>> Start The input

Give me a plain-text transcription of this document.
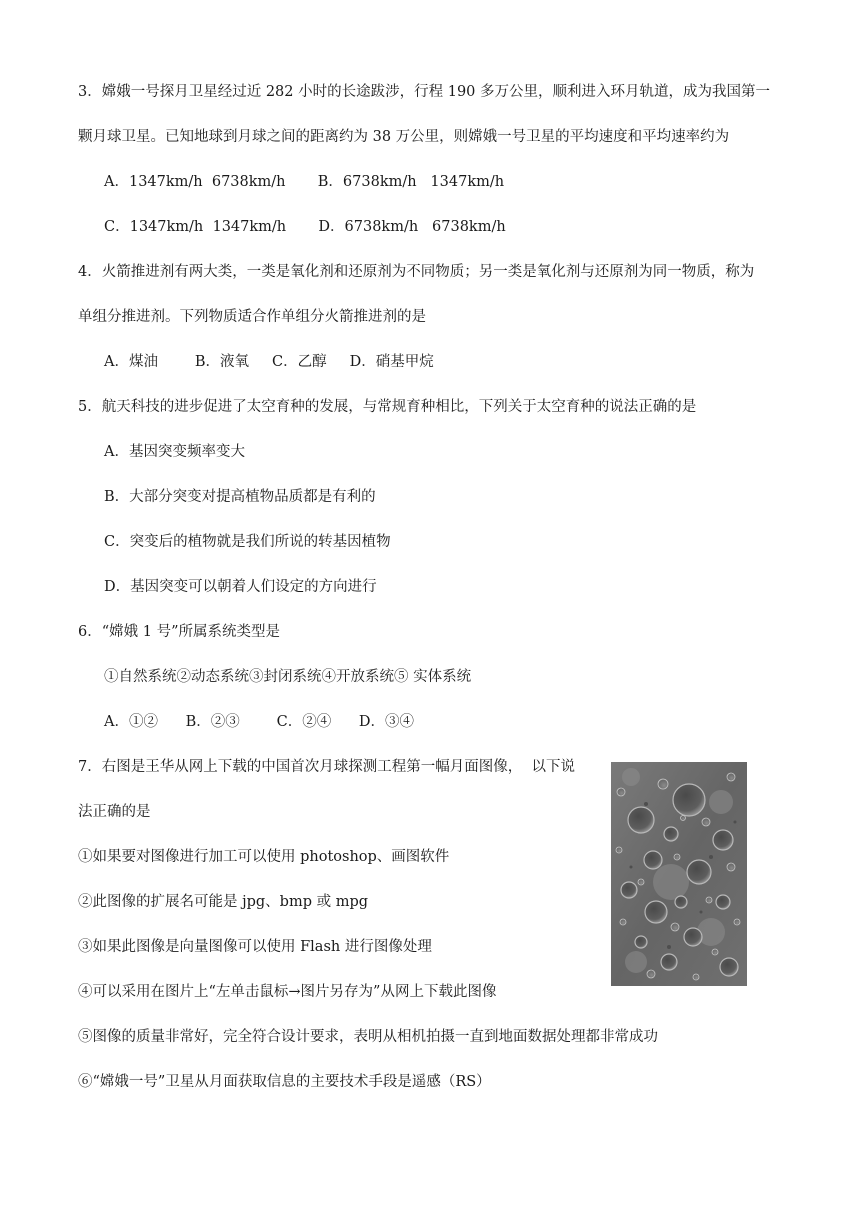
3．嫦娥一号探月卫星经过近 282 小时的长途跋涉，行程 190 多万公里，顺利进入环月轨道，成为我国第一
颗月球卫星。已知地球到月球之间的距离约为 38 万公里，则嫦娥一号卫星的平均速度和平均速率约为
A．1347km/h  6738km/h       B．6738km/h   1347km/h
C．1347km/h  1347km/h       D．6738km/h   6738km/h
4．火箭推进剂有两大类，一类是氧化剂和还原剂为不同物质；另一类是氧化剂与还原剂为同一物质，称为
单组分推进剂。下列物质适合作单组分火箭推进剂的是
A．煤油        B．液氧     C．乙醇     D．硝基甲烷
5．航天科技的进步促进了太空育种的发展，与常规育种相比，下列关于太空育种的说法正确的是
A．基因突变频率变大
B．大部分突变对提高植物品质都是有利的
C．突变后的植物就是我们所说的转基因植物
D．基因突变可以朝着人们设定的方向进行
6．“嫦娥 1 号”所属系统类型是
①自然系统②动态系统③封闭系统④开放系统⑤ 实体系统
A．①②      B．②③        C．②④      D．③④
7．右图是王华从网上下载的中国首次月球探测工程第一幅月面图像，  以下说
法正确的是
①如果要对图像进行加工可以使用 photoshop、画图软件
②此图像的扩展名可能是 jpg、bmp 或 mpg
③如果此图像是向量图像可以使用 Flash 进行图像处理
④可以采用在图片上“左单击鼠标→图片另存为”从网上下载此图像
⑤图像的质量非常好，完全符合设计要求，表明从相机拍摄一直到地面数据处理都非常成功
⑥“嫦娥一号”卫星从月面获取信息的主要技术手段是遥感（RS）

>> End The input

Prompt =
Each entry should be repeated exactly as it appears; the pictures stay out.

Written solution =
Give me a plain-text transcription of this document.
3．嫦娥一号探月卫星经过近 282 小时的长途跋涉，行程 190 多万公里，顺利进入环月轨道，成为我国第一
颗月球卫星。已知地球到月球之间的距离约为 38 万公里，则嫦娥一号卫星的平均速度和平均速率约为
A．1347km/h  6738km/h       B．6738km/h   1347km/h
C．1347km/h  1347km/h       D．6738km/h   6738km/h
4．火箭推进剂有两大类，一类是氧化剂和还原剂为不同物质；另一类是氧化剂与还原剂为同一物质，称为
单组分推进剂。下列物质适合作单组分火箭推进剂的是
A．煤油        B．液氧     C．乙醇     D．硝基甲烷
5．航天科技的进步促进了太空育种的发展，与常规育种相比，下列关于太空育种的说法正确的是
A．基因突变频率变大
B．大部分突变对提高植物品质都是有利的
C．突变后的植物就是我们所说的转基因植物
D．基因突变可以朝着人们设定的方向进行
6．“嫦娥 1 号”所属系统类型是
①自然系统②动态系统③封闭系统④开放系统⑤ 实体系统
A．①②      B．②③        C．②④      D．③④
7．右图是王华从网上下载的中国首次月球探测工程第一幅月面图像，  以下说
法正确的是
①如果要对图像进行加工可以使用 photoshop、画图软件
②此图像的扩展名可能是 jpg、bmp 或 mpg
③如果此图像是向量图像可以使用 Flash 进行图像处理
④可以采用在图片上“左单击鼠标→图片另存为”从网上下载此图像
⑤图像的质量非常好，完全符合设计要求，表明从相机拍摄一直到地面数据处理都非常成功
⑥“嫦娥一号”卫星从月面获取信息的主要技术手段是遥感（RS）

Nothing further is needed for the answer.